- Instruction
In the listing below, locate the lines that hold "name" and copy them.

►

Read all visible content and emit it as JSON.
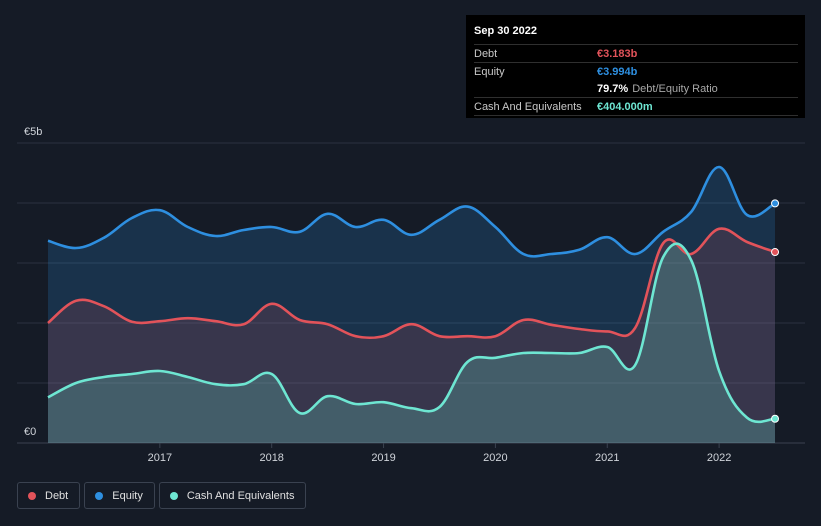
{
  "colors": {
    "debt": "#e2535a",
    "equity": "#2e8fe0",
    "cash": "#6ee6d2",
    "grid": "#2b3240",
    "axis_text": "#d0d4da"
  },
  "tooltip": {
    "date": "Sep 30 2022",
    "debt_label": "Debt",
    "debt_value": "€3.183b",
    "equity_label": "Equity",
    "equity_value": "€3.994b",
    "ratio_value": "79.7%",
    "ratio_label": "Debt/Equity Ratio",
    "cash_label": "Cash And Equivalents",
    "cash_value": "€404.000m"
  },
  "legend": [
    {
      "label": "Debt",
      "color": "#e2535a"
    },
    {
      "label": "Equity",
      "color": "#2e8fe0"
    },
    {
      "label": "Cash And Equivalents",
      "color": "#6ee6d2"
    }
  ],
  "chart_data": {
    "type": "area",
    "title": "",
    "xlabel": "",
    "ylabel": "",
    "x_ticks": [
      "2017",
      "2018",
      "2019",
      "2020",
      "2021",
      "2022"
    ],
    "x_tick_values": [
      2017.0,
      2018.0,
      2019.0,
      2020.0,
      2021.0,
      2022.0
    ],
    "y_axis_labels": [
      "€5b",
      "€0"
    ],
    "xlim": [
      2016.0,
      2022.75
    ],
    "ylim": [
      0,
      5
    ],
    "series": [
      {
        "name": "Equity",
        "color": "#2e8fe0",
        "points": [
          [
            2016.0,
            3.37
          ],
          [
            2016.25,
            3.25
          ],
          [
            2016.5,
            3.42
          ],
          [
            2016.75,
            3.75
          ],
          [
            2017.0,
            3.88
          ],
          [
            2017.25,
            3.6
          ],
          [
            2017.5,
            3.45
          ],
          [
            2017.75,
            3.55
          ],
          [
            2018.0,
            3.6
          ],
          [
            2018.25,
            3.52
          ],
          [
            2018.5,
            3.82
          ],
          [
            2018.75,
            3.6
          ],
          [
            2019.0,
            3.72
          ],
          [
            2019.25,
            3.47
          ],
          [
            2019.5,
            3.72
          ],
          [
            2019.75,
            3.94
          ],
          [
            2020.0,
            3.6
          ],
          [
            2020.25,
            3.15
          ],
          [
            2020.5,
            3.15
          ],
          [
            2020.75,
            3.22
          ],
          [
            2021.0,
            3.43
          ],
          [
            2021.25,
            3.15
          ],
          [
            2021.5,
            3.52
          ],
          [
            2021.75,
            3.85
          ],
          [
            2022.0,
            4.6
          ],
          [
            2022.25,
            3.8
          ],
          [
            2022.5,
            3.994
          ]
        ]
      },
      {
        "name": "Debt",
        "color": "#e2535a",
        "points": [
          [
            2016.0,
            2.0
          ],
          [
            2016.25,
            2.37
          ],
          [
            2016.5,
            2.28
          ],
          [
            2016.75,
            2.02
          ],
          [
            2017.0,
            2.03
          ],
          [
            2017.25,
            2.08
          ],
          [
            2017.5,
            2.03
          ],
          [
            2017.75,
            1.98
          ],
          [
            2018.0,
            2.32
          ],
          [
            2018.25,
            2.05
          ],
          [
            2018.5,
            1.98
          ],
          [
            2018.75,
            1.78
          ],
          [
            2019.0,
            1.78
          ],
          [
            2019.25,
            1.98
          ],
          [
            2019.5,
            1.78
          ],
          [
            2019.75,
            1.78
          ],
          [
            2020.0,
            1.78
          ],
          [
            2020.25,
            2.05
          ],
          [
            2020.5,
            1.97
          ],
          [
            2020.75,
            1.9
          ],
          [
            2021.0,
            1.86
          ],
          [
            2021.25,
            1.92
          ],
          [
            2021.5,
            3.33
          ],
          [
            2021.75,
            3.15
          ],
          [
            2022.0,
            3.57
          ],
          [
            2022.25,
            3.35
          ],
          [
            2022.5,
            3.183
          ]
        ]
      },
      {
        "name": "Cash And Equivalents",
        "color": "#6ee6d2",
        "points": [
          [
            2016.0,
            0.76
          ],
          [
            2016.25,
            1.0
          ],
          [
            2016.5,
            1.1
          ],
          [
            2016.75,
            1.15
          ],
          [
            2017.0,
            1.2
          ],
          [
            2017.25,
            1.1
          ],
          [
            2017.5,
            0.98
          ],
          [
            2017.75,
            0.98
          ],
          [
            2018.0,
            1.15
          ],
          [
            2018.25,
            0.5
          ],
          [
            2018.5,
            0.78
          ],
          [
            2018.75,
            0.65
          ],
          [
            2019.0,
            0.68
          ],
          [
            2019.25,
            0.58
          ],
          [
            2019.5,
            0.6
          ],
          [
            2019.75,
            1.35
          ],
          [
            2020.0,
            1.42
          ],
          [
            2020.25,
            1.5
          ],
          [
            2020.5,
            1.5
          ],
          [
            2020.75,
            1.5
          ],
          [
            2021.0,
            1.6
          ],
          [
            2021.25,
            1.3
          ],
          [
            2021.5,
            3.1
          ],
          [
            2021.75,
            3.05
          ],
          [
            2022.0,
            1.2
          ],
          [
            2022.25,
            0.42
          ],
          [
            2022.5,
            0.404
          ]
        ]
      }
    ]
  }
}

◄

- The solution
        "name": "Equity",
        "name": "Debt",
        "name": "Cash And Equivalents",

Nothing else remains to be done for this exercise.